# start of TASK MATERIAL
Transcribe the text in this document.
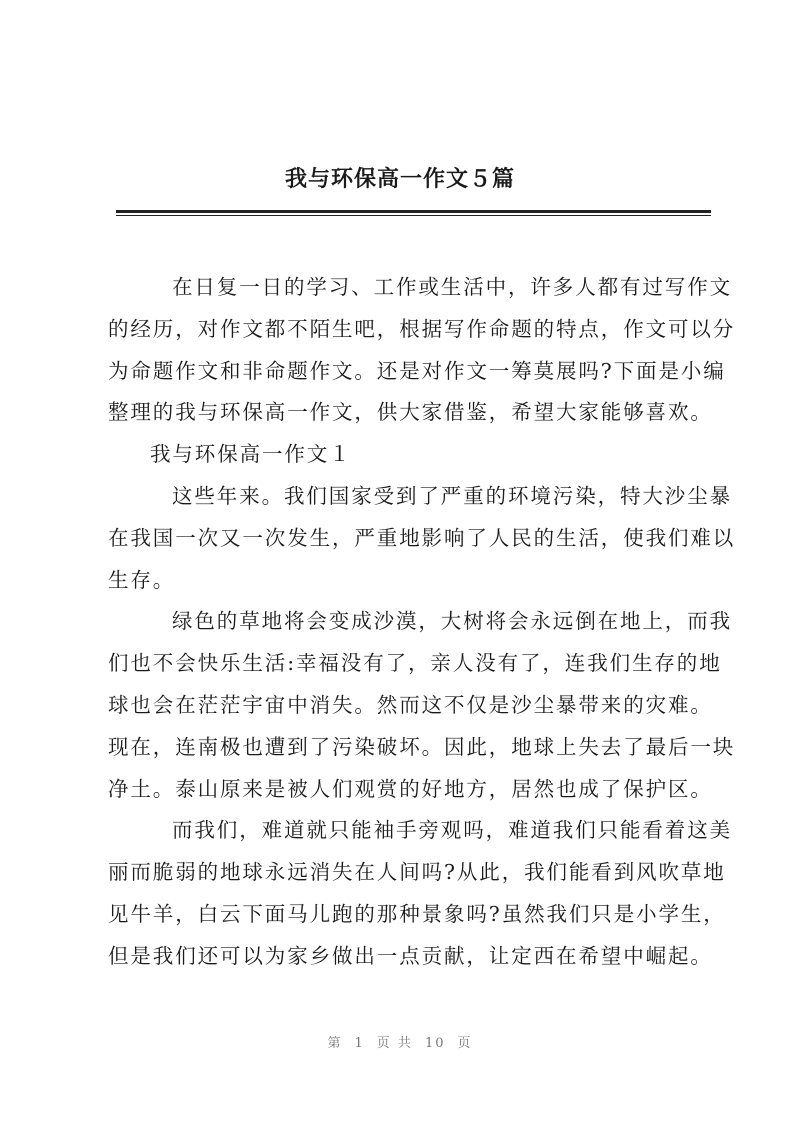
我与环保高一作文５篇
在日复一日的学习、工作或生活中，许多人都有过写作文
的经历，对作文都不陌生吧，根据写作命题的特点，作文可以分
为命题作文和非命题作文。还是对作文一筹莫展吗?下面是小编
整理的我与环保高一作文，供大家借鉴，希望大家能够喜欢。
我与环保高一作文１
这些年来。我们国家受到了严重的环境污染，特大沙尘暴
在我国一次又一次发生，严重地影响了人民的生活，使我们难以
生存。
绿色的草地将会变成沙漠，大树将会永远倒在地上，而我
们也不会快乐生活:幸福没有了，亲人没有了，连我们生存的地
球也会在茫茫宇宙中消失。然而这不仅是沙尘暴带来的灾难。
现在，连南极也遭到了污染破坏。因此，地球上失去了最后一块
净土。泰山原来是被人们观赏的好地方，居然也成了保护区。
而我们，难道就只能袖手旁观吗，难道我们只能看着这美
丽而脆弱的地球永远消失在人间吗?从此，我们能看到风吹草地
见牛羊，白云下面马儿跑的那种景象吗?虽然我们只是小学生，
但是我们还可以为家乡做出一点贡献，让定西在希望中崛起。
第 1 页 共 10 页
# end of TASK MATERIAL
--- WORK TO BE COMPLETED ---
Leaving out the pictures, repeat the data above exactly.

--- RESULT OF THE TASK ---
Transcribe the text in this document.
我与环保高一作文５篇
在日复一日的学习、工作或生活中，许多人都有过写作文
的经历，对作文都不陌生吧，根据写作命题的特点，作文可以分
为命题作文和非命题作文。还是对作文一筹莫展吗?下面是小编
整理的我与环保高一作文，供大家借鉴，希望大家能够喜欢。
我与环保高一作文１
这些年来。我们国家受到了严重的环境污染，特大沙尘暴
在我国一次又一次发生，严重地影响了人民的生活，使我们难以
生存。
绿色的草地将会变成沙漠，大树将会永远倒在地上，而我
们也不会快乐生活:幸福没有了，亲人没有了，连我们生存的地
球也会在茫茫宇宙中消失。然而这不仅是沙尘暴带来的灾难。
现在，连南极也遭到了污染破坏。因此，地球上失去了最后一块
净土。泰山原来是被人们观赏的好地方，居然也成了保护区。
而我们，难道就只能袖手旁观吗，难道我们只能看着这美
丽而脆弱的地球永远消失在人间吗?从此，我们能看到风吹草地
见牛羊，白云下面马儿跑的那种景象吗?虽然我们只是小学生，
但是我们还可以为家乡做出一点贡献，让定西在希望中崛起。
第 1 页 共 10 页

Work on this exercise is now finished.